>> Start Provided records

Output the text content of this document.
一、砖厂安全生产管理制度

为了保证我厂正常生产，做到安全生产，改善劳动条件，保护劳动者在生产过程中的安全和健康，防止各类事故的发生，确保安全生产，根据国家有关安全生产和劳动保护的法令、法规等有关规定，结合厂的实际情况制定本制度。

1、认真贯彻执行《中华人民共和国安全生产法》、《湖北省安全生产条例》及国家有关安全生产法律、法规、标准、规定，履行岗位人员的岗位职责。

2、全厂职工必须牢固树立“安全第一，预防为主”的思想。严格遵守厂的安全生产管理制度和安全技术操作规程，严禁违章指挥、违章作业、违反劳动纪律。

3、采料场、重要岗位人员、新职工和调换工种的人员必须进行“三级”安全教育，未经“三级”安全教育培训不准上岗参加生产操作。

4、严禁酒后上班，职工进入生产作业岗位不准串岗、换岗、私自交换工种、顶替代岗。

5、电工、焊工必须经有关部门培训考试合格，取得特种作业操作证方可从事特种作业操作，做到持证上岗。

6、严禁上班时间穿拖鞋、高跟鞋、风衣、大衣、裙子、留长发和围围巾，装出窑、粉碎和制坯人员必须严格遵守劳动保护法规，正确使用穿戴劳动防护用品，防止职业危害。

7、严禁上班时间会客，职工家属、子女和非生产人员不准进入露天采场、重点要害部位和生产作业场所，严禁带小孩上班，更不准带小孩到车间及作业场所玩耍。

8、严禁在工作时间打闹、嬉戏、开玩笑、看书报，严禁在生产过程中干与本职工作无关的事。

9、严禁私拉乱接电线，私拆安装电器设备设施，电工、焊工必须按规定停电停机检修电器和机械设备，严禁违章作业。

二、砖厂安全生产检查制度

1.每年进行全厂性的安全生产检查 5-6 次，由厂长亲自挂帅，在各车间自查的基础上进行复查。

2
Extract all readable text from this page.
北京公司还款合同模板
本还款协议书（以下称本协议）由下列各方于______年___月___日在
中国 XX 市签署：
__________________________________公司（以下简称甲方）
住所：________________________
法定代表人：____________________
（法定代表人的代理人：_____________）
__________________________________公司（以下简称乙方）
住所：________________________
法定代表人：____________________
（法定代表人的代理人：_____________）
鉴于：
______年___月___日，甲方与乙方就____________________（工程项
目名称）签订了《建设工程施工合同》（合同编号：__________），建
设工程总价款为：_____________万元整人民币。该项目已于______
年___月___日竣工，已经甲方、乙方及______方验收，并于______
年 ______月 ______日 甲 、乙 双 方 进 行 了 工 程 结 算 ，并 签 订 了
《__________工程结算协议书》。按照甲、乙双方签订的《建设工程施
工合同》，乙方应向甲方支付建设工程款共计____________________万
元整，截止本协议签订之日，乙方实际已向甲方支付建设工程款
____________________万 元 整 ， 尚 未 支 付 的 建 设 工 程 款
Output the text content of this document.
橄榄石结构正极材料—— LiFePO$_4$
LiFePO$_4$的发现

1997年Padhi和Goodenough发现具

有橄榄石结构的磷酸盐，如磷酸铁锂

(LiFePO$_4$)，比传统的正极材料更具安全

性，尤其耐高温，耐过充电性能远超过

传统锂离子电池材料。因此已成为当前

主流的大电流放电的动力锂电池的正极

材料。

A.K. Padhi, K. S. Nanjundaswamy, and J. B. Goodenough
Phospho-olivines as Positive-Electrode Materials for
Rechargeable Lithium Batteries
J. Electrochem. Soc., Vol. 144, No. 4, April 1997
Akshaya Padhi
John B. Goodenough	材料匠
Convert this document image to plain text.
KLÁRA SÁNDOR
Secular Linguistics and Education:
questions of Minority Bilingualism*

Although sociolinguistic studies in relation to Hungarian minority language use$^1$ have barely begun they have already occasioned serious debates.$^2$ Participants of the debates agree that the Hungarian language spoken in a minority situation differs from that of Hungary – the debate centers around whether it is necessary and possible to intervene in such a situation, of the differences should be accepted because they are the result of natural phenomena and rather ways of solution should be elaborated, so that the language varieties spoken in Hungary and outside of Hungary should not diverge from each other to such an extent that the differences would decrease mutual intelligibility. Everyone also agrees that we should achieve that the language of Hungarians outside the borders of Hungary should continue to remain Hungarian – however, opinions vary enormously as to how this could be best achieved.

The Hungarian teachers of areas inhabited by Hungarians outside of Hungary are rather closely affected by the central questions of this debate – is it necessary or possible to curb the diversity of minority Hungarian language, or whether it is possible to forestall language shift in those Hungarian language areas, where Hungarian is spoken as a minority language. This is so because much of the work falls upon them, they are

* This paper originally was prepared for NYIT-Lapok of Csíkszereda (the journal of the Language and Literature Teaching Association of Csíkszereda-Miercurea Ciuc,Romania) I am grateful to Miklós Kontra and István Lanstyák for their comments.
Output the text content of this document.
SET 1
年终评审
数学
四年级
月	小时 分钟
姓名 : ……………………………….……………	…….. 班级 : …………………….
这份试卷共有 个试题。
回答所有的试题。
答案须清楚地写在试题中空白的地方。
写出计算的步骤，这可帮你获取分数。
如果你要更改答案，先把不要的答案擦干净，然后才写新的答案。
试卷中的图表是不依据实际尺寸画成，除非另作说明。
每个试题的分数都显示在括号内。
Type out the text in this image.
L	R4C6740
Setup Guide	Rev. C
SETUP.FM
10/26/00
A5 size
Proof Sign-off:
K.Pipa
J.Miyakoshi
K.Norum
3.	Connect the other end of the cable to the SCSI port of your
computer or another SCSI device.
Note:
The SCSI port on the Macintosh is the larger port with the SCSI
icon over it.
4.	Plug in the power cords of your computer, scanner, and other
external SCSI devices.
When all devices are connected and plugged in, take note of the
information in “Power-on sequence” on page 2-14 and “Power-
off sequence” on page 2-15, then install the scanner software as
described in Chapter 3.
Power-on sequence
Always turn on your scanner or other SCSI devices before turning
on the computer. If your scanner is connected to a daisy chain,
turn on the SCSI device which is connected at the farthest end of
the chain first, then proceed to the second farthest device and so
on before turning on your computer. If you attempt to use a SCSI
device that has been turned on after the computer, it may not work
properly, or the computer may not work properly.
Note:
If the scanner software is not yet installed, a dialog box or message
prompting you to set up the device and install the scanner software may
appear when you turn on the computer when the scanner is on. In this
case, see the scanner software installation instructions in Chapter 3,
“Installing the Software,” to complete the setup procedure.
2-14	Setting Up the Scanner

>> End Provided records

## Problem
Restate the listing in full, word for word.

## Worked solution
Output the text content of this document.
一、砖厂安全生产管理制度

为了保证我厂正常生产，做到安全生产，改善劳动条件，保护劳动者在生产过程中的安全和健康，防止各类事故的发生，确保安全生产，根据国家有关安全生产和劳动保护的法令、法规等有关规定，结合厂的实际情况制定本制度。

1、认真贯彻执行《中华人民共和国安全生产法》、《湖北省安全生产条例》及国家有关安全生产法律、法规、标准、规定，履行岗位人员的岗位职责。

2、全厂职工必须牢固树立“安全第一，预防为主”的思想。严格遵守厂的安全生产管理制度和安全技术操作规程，严禁违章指挥、违章作业、违反劳动纪律。

3、采料场、重要岗位人员、新职工和调换工种的人员必须进行“三级”安全教育，未经“三级”安全教育培训不准上岗参加生产操作。

4、严禁酒后上班，职工进入生产作业岗位不准串岗、换岗、私自交换工种、顶替代岗。

5、电工、焊工必须经有关部门培训考试合格，取得特种作业操作证方可从事特种作业操作，做到持证上岗。

6、严禁上班时间穿拖鞋、高跟鞋、风衣、大衣、裙子、留长发和围围巾，装出窑、粉碎和制坯人员必须严格遵守劳动保护法规，正确使用穿戴劳动防护用品，防止职业危害。

7、严禁上班时间会客，职工家属、子女和非生产人员不准进入露天采场、重点要害部位和生产作业场所，严禁带小孩上班，更不准带小孩到车间及作业场所玩耍。

8、严禁在工作时间打闹、嬉戏、开玩笑、看书报，严禁在生产过程中干与本职工作无关的事。

9、严禁私拉乱接电线，私拆安装电器设备设施，电工、焊工必须按规定停电停机检修电器和机械设备，严禁违章作业。

二、砖厂安全生产检查制度

1.每年进行全厂性的安全生产检查 5-6 次，由厂长亲自挂帅，在各车间自查的基础上进行复查。

2
Extract all readable text from this page.
北京公司还款合同模板
本还款协议书（以下称本协议）由下列各方于______年___月___日在
中国 XX 市签署：
__________________________________公司（以下简称甲方）
住所：________________________
法定代表人：____________________
（法定代表人的代理人：_____________）
__________________________________公司（以下简称乙方）
住所：________________________
法定代表人：____________________
（法定代表人的代理人：_____________）
鉴于：
______年___月___日，甲方与乙方就____________________（工程项
目名称）签订了《建设工程施工合同》（合同编号：__________），建
设工程总价款为：_____________万元整人民币。该项目已于______
年___月___日竣工，已经甲方、乙方及______方验收，并于______
年 ______月 ______日 甲 、乙 双 方 进 行 了 工 程 结 算 ，并 签 订 了
《__________工程结算协议书》。按照甲、乙双方签订的《建设工程施
工合同》，乙方应向甲方支付建设工程款共计____________________万
元整，截止本协议签订之日，乙方实际已向甲方支付建设工程款
____________________万 元 整 ， 尚 未 支 付 的 建 设 工 程 款
Output the text content of this document.
橄榄石结构正极材料—— LiFePO$_4$
LiFePO$_4$的发现

1997年Padhi和Goodenough发现具

有橄榄石结构的磷酸盐，如磷酸铁锂

(LiFePO$_4$)，比传统的正极材料更具安全

性，尤其耐高温，耐过充电性能远超过

传统锂离子电池材料。因此已成为当前

主流的大电流放电的动力锂电池的正极

材料。

A.K. Padhi, K. S. Nanjundaswamy, and J. B. Goodenough
Phospho-olivines as Positive-Electrode Materials for
Rechargeable Lithium Batteries
J. Electrochem. Soc., Vol. 144, No. 4, April 1997
Akshaya Padhi
John B. Goodenough	材料匠
Convert this document image to plain text.
KLÁRA SÁNDOR
Secular Linguistics and Education:
questions of Minority Bilingualism*

Although sociolinguistic studies in relation to Hungarian minority language use$^1$ have barely begun they have already occasioned serious debates.$^2$ Participants of the debates agree that the Hungarian language spoken in a minority situation differs from that of Hungary – the debate centers around whether it is necessary and possible to intervene in such a situation, of the differences should be accepted because they are the result of natural phenomena and rather ways of solution should be elaborated, so that the language varieties spoken in Hungary and outside of Hungary should not diverge from each other to such an extent that the differences would decrease mutual intelligibility. Everyone also agrees that we should achieve that the language of Hungarians outside the borders of Hungary should continue to remain Hungarian – however, opinions vary enormously as to how this could be best achieved.

The Hungarian teachers of areas inhabited by Hungarians outside of Hungary are rather closely affected by the central questions of this debate – is it necessary or possible to curb the diversity of minority Hungarian language, or whether it is possible to forestall language shift in those Hungarian language areas, where Hungarian is spoken as a minority language. This is so because much of the work falls upon them, they are

* This paper originally was prepared for NYIT-Lapok of Csíkszereda (the journal of the Language and Literature Teaching Association of Csíkszereda-Miercurea Ciuc,Romania) I am grateful to Miklós Kontra and István Lanstyák for their comments.
Output the text content of this document.
SET 1
年终评审
数学
四年级
月	小时 分钟
姓名 : ……………………………….……………	…….. 班级 : …………………….
这份试卷共有 个试题。
回答所有的试题。
答案须清楚地写在试题中空白的地方。
写出计算的步骤，这可帮你获取分数。
如果你要更改答案，先把不要的答案擦干净，然后才写新的答案。
试卷中的图表是不依据实际尺寸画成，除非另作说明。
每个试题的分数都显示在括号内。
Type out the text in this image.
L	R4C6740
Setup Guide	Rev. C
SETUP.FM
10/26/00
A5 size
Proof Sign-off:
K.Pipa
J.Miyakoshi
K.Norum
3.	Connect the other end of the cable to the SCSI port of your
computer or another SCSI device.
Note:
The SCSI port on the Macintosh is the larger port with the SCSI
icon over it.
4.	Plug in the power cords of your computer, scanner, and other
external SCSI devices.
When all devices are connected and plugged in, take note of the
information in “Power-on sequence” on page 2-14 and “Power-
off sequence” on page 2-15, then install the scanner software as
described in Chapter 3.
Power-on sequence
Always turn on your scanner or other SCSI devices before turning
on the computer. If your scanner is connected to a daisy chain,
turn on the SCSI device which is connected at the farthest end of
the chain first, then proceed to the second farthest device and so
on before turning on your computer. If you attempt to use a SCSI
device that has been turned on after the computer, it may not work
properly, or the computer may not work properly.
Note:
If the scanner software is not yet installed, a dialog box or message
prompting you to set up the device and install the scanner software may
appear when you turn on the computer when the scanner is on. In this
case, see the scanner software installation instructions in Chapter 3,
“Installing the Software,” to complete the setup procedure.
2-14	Setting Up the Scanner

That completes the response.